### [Exercise]
Copy the data below, changing each "call-edge" to "call-arrow" and leaving the rest as it is.

● ● ●

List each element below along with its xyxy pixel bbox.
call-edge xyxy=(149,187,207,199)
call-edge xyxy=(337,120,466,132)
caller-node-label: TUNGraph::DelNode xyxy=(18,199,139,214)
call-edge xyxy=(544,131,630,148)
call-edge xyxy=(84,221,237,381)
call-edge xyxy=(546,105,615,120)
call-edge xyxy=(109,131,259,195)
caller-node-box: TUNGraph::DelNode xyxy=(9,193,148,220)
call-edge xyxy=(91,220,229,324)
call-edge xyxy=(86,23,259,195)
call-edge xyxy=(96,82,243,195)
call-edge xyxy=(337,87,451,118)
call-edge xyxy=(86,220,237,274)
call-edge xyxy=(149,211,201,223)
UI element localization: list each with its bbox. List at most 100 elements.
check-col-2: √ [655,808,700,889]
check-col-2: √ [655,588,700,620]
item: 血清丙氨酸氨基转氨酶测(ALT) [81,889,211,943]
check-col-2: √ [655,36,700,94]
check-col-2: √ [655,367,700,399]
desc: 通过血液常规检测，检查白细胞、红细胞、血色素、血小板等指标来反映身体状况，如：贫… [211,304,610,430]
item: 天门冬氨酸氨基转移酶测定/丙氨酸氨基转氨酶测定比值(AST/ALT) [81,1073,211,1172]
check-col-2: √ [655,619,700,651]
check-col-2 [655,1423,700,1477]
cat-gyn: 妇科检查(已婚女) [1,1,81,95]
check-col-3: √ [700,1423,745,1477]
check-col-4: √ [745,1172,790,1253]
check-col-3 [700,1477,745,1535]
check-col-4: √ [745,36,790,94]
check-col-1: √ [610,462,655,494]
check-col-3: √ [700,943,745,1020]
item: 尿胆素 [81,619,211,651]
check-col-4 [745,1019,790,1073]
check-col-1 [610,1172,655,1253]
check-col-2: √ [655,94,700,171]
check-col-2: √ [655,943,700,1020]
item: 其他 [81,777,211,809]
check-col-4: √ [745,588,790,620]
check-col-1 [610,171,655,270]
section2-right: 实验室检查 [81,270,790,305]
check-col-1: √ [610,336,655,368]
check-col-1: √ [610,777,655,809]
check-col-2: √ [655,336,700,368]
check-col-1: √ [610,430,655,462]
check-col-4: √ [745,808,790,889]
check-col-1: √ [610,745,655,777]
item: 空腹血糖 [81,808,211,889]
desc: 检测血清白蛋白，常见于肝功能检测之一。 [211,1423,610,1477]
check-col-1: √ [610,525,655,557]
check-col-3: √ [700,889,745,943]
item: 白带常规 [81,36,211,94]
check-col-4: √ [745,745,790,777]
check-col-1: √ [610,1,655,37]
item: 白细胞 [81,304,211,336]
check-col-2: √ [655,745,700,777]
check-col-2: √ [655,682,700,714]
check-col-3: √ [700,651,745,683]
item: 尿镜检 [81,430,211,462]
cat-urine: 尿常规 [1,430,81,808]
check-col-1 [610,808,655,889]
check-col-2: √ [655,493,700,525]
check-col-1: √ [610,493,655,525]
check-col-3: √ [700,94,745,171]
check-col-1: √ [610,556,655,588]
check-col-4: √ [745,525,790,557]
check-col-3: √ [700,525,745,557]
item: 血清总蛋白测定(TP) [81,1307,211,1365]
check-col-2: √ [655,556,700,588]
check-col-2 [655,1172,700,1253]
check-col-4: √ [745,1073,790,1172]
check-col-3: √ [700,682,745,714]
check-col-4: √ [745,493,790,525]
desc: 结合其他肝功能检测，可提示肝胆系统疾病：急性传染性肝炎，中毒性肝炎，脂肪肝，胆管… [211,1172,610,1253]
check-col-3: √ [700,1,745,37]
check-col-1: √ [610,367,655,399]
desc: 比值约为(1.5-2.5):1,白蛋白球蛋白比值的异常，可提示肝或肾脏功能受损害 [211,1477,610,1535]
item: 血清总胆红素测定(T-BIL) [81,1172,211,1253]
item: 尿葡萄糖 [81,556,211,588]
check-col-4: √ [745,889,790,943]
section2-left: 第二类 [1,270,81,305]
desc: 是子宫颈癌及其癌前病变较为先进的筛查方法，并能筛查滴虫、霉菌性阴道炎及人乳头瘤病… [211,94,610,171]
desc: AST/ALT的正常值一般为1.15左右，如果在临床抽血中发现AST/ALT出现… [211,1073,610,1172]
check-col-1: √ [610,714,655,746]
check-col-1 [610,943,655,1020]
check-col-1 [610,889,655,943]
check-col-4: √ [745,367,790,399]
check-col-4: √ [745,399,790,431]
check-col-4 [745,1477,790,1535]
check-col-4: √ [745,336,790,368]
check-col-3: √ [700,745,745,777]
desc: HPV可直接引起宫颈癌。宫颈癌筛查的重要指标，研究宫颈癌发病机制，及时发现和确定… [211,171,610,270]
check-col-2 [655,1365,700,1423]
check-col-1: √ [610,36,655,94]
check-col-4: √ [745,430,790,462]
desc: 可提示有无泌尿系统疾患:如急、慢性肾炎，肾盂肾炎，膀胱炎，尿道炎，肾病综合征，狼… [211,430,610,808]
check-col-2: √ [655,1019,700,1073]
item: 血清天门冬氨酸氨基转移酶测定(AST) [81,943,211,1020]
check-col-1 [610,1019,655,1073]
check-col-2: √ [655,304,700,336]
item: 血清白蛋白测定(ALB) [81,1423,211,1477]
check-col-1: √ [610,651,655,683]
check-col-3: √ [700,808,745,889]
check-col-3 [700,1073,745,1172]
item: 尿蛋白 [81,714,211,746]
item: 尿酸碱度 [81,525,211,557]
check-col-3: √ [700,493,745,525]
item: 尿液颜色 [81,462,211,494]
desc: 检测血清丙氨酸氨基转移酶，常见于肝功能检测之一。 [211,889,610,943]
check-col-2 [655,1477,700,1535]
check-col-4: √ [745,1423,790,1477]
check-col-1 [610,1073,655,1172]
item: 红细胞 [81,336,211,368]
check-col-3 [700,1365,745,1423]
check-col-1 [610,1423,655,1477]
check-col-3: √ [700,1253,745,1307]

● ● ●

### [Response below]
List each element below along with its xyxy pixel bbox.
call-arrow xyxy=(149,187,207,199)
call-arrow xyxy=(337,120,466,132)
caller-node-label: TUNGraph::DelNode xyxy=(18,199,139,214)
call-arrow xyxy=(544,131,630,148)
call-arrow xyxy=(84,221,237,381)
call-arrow xyxy=(546,105,615,120)
call-arrow xyxy=(109,131,259,195)
caller-node-box: TUNGraph::DelNode xyxy=(9,193,148,220)
call-arrow xyxy=(91,220,229,324)
call-arrow xyxy=(86,23,259,195)
call-arrow xyxy=(96,82,243,195)
call-arrow xyxy=(337,87,451,118)
call-arrow xyxy=(86,220,237,274)
call-arrow xyxy=(149,211,201,223)
UI element localization: list each with its bbox. List at most 100 elements.
check-col-2: √ [655,808,700,889]
check-col-2: √ [655,588,700,620]
item: 血清丙氨酸氨基转氨酶测(ALT) [81,889,211,943]
check-col-2: √ [655,36,700,94]
check-col-2: √ [655,367,700,399]
desc: 通过血液常规检测，检查白细胞、红细胞、血色素、血小板等指标来反映身体状况，如：贫… [211,304,610,430]
item: 天门冬氨酸氨基转移酶测定/丙氨酸氨基转氨酶测定比值(AST/ALT) [81,1073,211,1172]
check-col-2: √ [655,619,700,651]
check-col-2 [655,1423,700,1477]
cat-gyn: 妇科检查(已婚女) [1,1,81,95]
check-col-3: √ [700,1423,745,1477]
check-col-4: √ [745,1172,790,1253]
check-col-3 [700,1477,745,1535]
check-col-4: √ [745,36,790,94]
check-col-1: √ [610,462,655,494]
check-col-3: √ [700,943,745,1020]
item: 尿胆素 [81,619,211,651]
check-col-4 [745,1019,790,1073]
check-col-1 [610,1172,655,1253]
check-col-2: √ [655,94,700,171]
check-col-2: √ [655,943,700,1020]
item: 其他 [81,777,211,809]
check-col-4: √ [745,588,790,620]
check-col-1 [610,171,655,270]
section2-right: 实验室检查 [81,270,790,305]
check-col-1: √ [610,336,655,368]
check-col-1: √ [610,777,655,809]
check-col-2: √ [655,336,700,368]
check-col-1: √ [610,430,655,462]
check-col-4: √ [745,808,790,889]
check-col-1: √ [610,745,655,777]
item: 空腹血糖 [81,808,211,889]
desc: 检测血清白蛋白，常见于肝功能检测之一。 [211,1423,610,1477]
check-col-1: √ [610,525,655,557]
check-col-3: √ [700,889,745,943]
item: 白带常规 [81,36,211,94]
check-col-4: √ [745,745,790,777]
check-col-1: √ [610,1,655,37]
item: 白细胞 [81,304,211,336]
check-col-2: √ [655,745,700,777]
check-col-2: √ [655,682,700,714]
check-col-3: √ [700,651,745,683]
item: 尿镜检 [81,430,211,462]
cat-urine: 尿常规 [1,430,81,808]
check-col-1 [610,808,655,889]
check-col-2: √ [655,493,700,525]
check-col-1: √ [610,493,655,525]
check-col-3: √ [700,94,745,171]
check-col-1: √ [610,556,655,588]
check-col-4: √ [745,525,790,557]
check-col-3: √ [700,525,745,557]
item: 血清总蛋白测定(TP) [81,1307,211,1365]
check-col-2: √ [655,556,700,588]
check-col-2 [655,1172,700,1253]
check-col-4: √ [745,1073,790,1172]
check-col-3: √ [700,682,745,714]
check-col-4: √ [745,493,790,525]
desc: 结合其他肝功能检测，可提示肝胆系统疾病：急性传染性肝炎，中毒性肝炎，脂肪肝，胆管… [211,1172,610,1253]
check-col-3: √ [700,1,745,37]
check-col-1: √ [610,367,655,399]
desc: 比值约为(1.5-2.5):1,白蛋白球蛋白比值的异常，可提示肝或肾脏功能受损害 [211,1477,610,1535]
item: 血清总胆红素测定(T-BIL) [81,1172,211,1253]
item: 尿葡萄糖 [81,556,211,588]
check-col-4: √ [745,889,790,943]
section2-left: 第二类 [1,270,81,305]
desc: 是子宫颈癌及其癌前病变较为先进的筛查方法，并能筛查滴虫、霉菌性阴道炎及人乳头瘤病… [211,94,610,171]
desc: AST/ALT的正常值一般为1.15左右，如果在临床抽血中发现AST/ALT出现… [211,1073,610,1172]
check-col-1: √ [610,714,655,746]
check-col-1 [610,943,655,1020]
check-col-1 [610,889,655,943]
check-col-4: √ [745,367,790,399]
check-col-4: √ [745,399,790,431]
check-col-4 [745,1477,790,1535]
check-col-4: √ [745,336,790,368]
check-col-3: √ [700,745,745,777]
desc: HPV可直接引起宫颈癌。宫颈癌筛查的重要指标，研究宫颈癌发病机制，及时发现和确定… [211,171,610,270]
check-col-2 [655,1365,700,1423]
check-col-1: √ [610,36,655,94]
check-col-4: √ [745,430,790,462]
desc: 可提示有无泌尿系统疾患:如急、慢性肾炎，肾盂肾炎，膀胱炎，尿道炎，肾病综合征，狼… [211,430,610,808]
check-col-2: √ [655,1019,700,1073]
item: 血清天门冬氨酸氨基转移酶测定(AST) [81,943,211,1020]
check-col-1 [610,1019,655,1073]
check-col-2: √ [655,304,700,336]
item: 血清白蛋白测定(ALB) [81,1423,211,1477]
check-col-1: √ [610,651,655,683]
check-col-3: √ [700,808,745,889]
check-col-3 [700,1073,745,1172]
item: 尿蛋白 [81,714,211,746]
item: 尿酸碱度 [81,525,211,557]
check-col-3: √ [700,493,745,525]
item: 尿液颜色 [81,462,211,494]
desc: 检测血清丙氨酸氨基转移酶，常见于肝功能检测之一。 [211,889,610,943]
check-col-2 [655,1477,700,1535]
check-col-4: √ [745,1423,790,1477]
check-col-1 [610,1073,655,1172]
item: 红细胞 [81,336,211,368]
check-col-3 [700,1365,745,1423]
check-col-1 [610,1423,655,1477]
check-col-3: √ [700,1253,745,1307]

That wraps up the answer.